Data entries
►

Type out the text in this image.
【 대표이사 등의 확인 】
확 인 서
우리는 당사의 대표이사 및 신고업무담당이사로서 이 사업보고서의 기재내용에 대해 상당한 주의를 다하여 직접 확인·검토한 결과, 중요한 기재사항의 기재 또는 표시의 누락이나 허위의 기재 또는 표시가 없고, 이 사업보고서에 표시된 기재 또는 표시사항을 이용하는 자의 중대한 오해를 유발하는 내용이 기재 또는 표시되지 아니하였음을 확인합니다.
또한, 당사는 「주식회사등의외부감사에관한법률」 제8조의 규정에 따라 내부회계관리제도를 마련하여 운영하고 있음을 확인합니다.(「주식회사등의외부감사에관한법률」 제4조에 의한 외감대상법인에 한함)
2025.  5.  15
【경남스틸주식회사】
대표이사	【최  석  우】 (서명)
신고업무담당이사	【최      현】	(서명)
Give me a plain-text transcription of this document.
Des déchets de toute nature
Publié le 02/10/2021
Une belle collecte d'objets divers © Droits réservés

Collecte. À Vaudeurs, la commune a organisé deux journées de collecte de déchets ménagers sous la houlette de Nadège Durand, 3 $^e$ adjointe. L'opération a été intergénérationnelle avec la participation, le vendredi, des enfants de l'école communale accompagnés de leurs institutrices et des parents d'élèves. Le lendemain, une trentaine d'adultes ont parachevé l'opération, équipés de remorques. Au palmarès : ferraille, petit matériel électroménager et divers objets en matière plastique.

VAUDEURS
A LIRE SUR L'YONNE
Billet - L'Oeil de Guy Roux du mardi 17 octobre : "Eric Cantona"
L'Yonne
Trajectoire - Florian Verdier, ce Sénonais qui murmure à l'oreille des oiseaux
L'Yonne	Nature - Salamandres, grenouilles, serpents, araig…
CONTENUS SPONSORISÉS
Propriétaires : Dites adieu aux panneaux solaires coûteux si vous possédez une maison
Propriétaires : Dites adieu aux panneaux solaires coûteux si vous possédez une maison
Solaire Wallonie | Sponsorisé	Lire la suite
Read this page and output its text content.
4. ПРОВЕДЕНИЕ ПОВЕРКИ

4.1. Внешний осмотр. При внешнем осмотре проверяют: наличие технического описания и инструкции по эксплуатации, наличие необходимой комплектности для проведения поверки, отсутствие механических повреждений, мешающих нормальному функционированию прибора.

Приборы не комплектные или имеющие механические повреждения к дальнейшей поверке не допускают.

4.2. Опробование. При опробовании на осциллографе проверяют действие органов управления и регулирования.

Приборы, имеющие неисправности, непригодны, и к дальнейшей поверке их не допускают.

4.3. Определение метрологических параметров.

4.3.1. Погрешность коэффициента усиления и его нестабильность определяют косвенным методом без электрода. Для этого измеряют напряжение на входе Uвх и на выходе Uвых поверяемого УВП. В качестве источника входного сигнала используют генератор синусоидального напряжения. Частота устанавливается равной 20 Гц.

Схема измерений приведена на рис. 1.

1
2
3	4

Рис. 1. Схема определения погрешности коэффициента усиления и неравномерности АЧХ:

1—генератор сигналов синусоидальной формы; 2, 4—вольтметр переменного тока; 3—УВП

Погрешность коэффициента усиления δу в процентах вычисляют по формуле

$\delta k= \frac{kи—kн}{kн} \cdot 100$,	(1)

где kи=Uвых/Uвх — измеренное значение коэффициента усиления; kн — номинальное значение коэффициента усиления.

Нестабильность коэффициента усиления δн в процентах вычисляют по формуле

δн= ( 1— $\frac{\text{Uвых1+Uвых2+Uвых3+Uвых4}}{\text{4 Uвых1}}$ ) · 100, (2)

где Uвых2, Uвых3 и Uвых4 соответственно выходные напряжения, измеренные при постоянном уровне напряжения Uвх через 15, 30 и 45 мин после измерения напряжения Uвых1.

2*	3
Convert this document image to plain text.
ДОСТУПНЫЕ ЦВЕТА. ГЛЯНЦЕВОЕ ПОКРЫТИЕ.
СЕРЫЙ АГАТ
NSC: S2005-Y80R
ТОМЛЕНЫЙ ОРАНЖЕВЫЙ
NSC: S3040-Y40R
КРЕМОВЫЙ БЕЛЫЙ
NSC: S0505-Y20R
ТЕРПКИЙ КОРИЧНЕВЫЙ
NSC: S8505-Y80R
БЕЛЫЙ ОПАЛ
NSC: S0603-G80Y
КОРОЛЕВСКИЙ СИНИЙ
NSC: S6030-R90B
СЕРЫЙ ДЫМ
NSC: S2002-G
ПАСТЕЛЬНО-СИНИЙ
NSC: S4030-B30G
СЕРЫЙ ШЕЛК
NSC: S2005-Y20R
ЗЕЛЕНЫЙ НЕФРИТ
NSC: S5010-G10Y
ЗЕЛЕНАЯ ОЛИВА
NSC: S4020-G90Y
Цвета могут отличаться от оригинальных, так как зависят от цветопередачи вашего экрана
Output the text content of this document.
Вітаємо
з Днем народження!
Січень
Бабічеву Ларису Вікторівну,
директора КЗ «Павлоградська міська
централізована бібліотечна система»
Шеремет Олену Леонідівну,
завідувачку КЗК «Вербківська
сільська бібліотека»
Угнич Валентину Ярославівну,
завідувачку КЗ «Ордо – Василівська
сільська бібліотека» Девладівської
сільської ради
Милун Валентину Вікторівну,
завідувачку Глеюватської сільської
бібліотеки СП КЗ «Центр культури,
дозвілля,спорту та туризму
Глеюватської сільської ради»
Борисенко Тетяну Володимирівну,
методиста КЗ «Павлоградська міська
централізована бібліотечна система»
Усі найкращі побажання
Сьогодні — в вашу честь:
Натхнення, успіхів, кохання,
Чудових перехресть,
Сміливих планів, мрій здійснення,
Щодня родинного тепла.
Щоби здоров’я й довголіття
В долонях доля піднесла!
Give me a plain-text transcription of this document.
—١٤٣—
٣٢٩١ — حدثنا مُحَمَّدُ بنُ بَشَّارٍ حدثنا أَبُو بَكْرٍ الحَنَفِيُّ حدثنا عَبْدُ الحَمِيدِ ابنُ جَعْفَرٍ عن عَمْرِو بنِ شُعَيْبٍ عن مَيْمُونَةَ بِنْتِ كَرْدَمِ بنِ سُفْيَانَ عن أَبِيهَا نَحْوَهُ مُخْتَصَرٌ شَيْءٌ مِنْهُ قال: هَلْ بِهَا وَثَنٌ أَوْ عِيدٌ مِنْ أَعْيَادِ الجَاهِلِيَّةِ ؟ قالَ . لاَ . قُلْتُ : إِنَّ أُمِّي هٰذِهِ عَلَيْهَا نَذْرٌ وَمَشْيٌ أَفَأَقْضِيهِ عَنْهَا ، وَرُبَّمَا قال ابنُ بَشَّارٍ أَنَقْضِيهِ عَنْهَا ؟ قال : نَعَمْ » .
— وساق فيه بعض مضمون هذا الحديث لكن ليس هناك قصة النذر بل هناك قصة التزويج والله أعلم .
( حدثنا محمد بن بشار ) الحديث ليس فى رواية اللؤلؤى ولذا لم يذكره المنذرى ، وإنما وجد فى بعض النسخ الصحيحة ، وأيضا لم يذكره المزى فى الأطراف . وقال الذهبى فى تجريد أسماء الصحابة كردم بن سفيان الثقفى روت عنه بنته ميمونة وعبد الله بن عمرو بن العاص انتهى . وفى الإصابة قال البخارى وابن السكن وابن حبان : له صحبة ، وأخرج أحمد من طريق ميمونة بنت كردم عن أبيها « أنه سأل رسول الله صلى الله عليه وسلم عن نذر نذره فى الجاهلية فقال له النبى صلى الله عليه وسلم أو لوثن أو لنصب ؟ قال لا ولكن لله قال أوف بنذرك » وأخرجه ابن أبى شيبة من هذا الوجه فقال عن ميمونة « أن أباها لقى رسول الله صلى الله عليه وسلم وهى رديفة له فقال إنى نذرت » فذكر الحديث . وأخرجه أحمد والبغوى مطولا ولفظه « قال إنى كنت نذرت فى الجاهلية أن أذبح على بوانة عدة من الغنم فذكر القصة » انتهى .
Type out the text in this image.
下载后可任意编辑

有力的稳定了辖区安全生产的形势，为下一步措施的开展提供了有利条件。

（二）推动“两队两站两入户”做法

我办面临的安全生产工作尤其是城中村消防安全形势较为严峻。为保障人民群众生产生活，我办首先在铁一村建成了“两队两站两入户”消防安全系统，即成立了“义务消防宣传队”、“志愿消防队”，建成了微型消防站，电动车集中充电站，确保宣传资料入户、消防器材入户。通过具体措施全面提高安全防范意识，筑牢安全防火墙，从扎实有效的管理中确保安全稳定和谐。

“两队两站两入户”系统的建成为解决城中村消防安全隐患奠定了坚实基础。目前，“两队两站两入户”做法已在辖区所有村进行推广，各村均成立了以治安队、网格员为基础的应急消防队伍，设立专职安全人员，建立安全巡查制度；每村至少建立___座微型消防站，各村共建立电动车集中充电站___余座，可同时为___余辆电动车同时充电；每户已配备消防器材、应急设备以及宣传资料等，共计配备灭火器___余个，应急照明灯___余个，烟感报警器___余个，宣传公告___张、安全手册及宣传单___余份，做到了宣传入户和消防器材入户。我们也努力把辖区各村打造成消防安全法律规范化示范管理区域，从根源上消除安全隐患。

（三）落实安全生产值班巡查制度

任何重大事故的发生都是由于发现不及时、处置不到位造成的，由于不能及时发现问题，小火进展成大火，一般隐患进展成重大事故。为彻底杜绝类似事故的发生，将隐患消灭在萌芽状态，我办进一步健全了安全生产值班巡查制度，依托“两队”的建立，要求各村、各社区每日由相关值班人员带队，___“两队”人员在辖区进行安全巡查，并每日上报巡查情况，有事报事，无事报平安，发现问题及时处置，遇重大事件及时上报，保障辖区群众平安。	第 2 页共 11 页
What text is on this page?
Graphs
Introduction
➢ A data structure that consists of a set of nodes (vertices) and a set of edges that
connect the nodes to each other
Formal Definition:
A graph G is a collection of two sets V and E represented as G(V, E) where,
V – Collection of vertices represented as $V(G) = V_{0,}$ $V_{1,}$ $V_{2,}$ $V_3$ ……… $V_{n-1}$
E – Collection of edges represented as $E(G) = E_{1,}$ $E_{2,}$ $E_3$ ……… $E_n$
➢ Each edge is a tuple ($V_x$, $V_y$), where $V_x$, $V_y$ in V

◄

• Goal: Pick out each line in the material containing "حدثنا".

• Finished task:
٣٢٩١ — حدثنا مُحَمَّدُ بنُ بَشَّارٍ حدثنا أَبُو بَكْرٍ الحَنَفِيُّ حدثنا عَبْدُ الحَمِيدِ ابنُ جَعْفَرٍ عن عَمْرِو بنِ شُعَيْبٍ عن مَيْمُونَةَ بِنْتِ كَرْدَمِ بنِ سُفْيَانَ عن أَبِيهَا نَحْوَهُ مُخْتَصَرٌ شَيْءٌ مِنْهُ قال: هَلْ بِهَا وَثَنٌ أَوْ عِيدٌ مِنْ أَعْيَادِ الجَاهِلِيَّةِ ؟ قالَ . لاَ . قُلْتُ : إِنَّ أُمِّي هٰذِهِ عَلَيْهَا نَذْرٌ وَمَشْيٌ أَفَأَقْضِيهِ عَنْهَا ، وَرُبَّمَا قال ابنُ بَشَّارٍ أَنَقْضِيهِ عَنْهَا ؟ قال : نَعَمْ » .
( حدثنا محمد بن بشار ) الحديث ليس فى رواية اللؤلؤى ولذا لم يذكره المنذرى ، وإنما وجد فى بعض النسخ الصحيحة ، وأيضا لم يذكره المزى فى الأطراف . وقال الذهبى فى تجريد أسماء الصحابة كردم بن سفيان الثقفى روت عنه بنته ميمونة وعبد الله بن عمرو بن العاص انتهى . وفى الإصابة قال البخارى وابن السكن وابن حبان : له صحبة ، وأخرج أحمد من طريق ميمونة بنت كردم عن أبيها « أنه سأل رسول الله صلى الله عليه وسلم عن نذر نذره فى الجاهلية فقال له النبى صلى الله عليه وسلم أو لوثن أو لنصب ؟ قال لا ولكن لله قال أوف بنذرك » وأخرجه ابن أبى شيبة من هذا الوجه فقال عن ميمونة « أن أباها لقى رسول الله صلى الله عليه وسلم وهى رديفة له فقال إنى نذرت » فذكر الحديث . وأخرجه أحمد والبغوى مطولا ولفظه « قال إنى كنت نذرت فى الجاهلية أن أذبح على بوانة عدة من الغنم فذكر القصة » انتهى .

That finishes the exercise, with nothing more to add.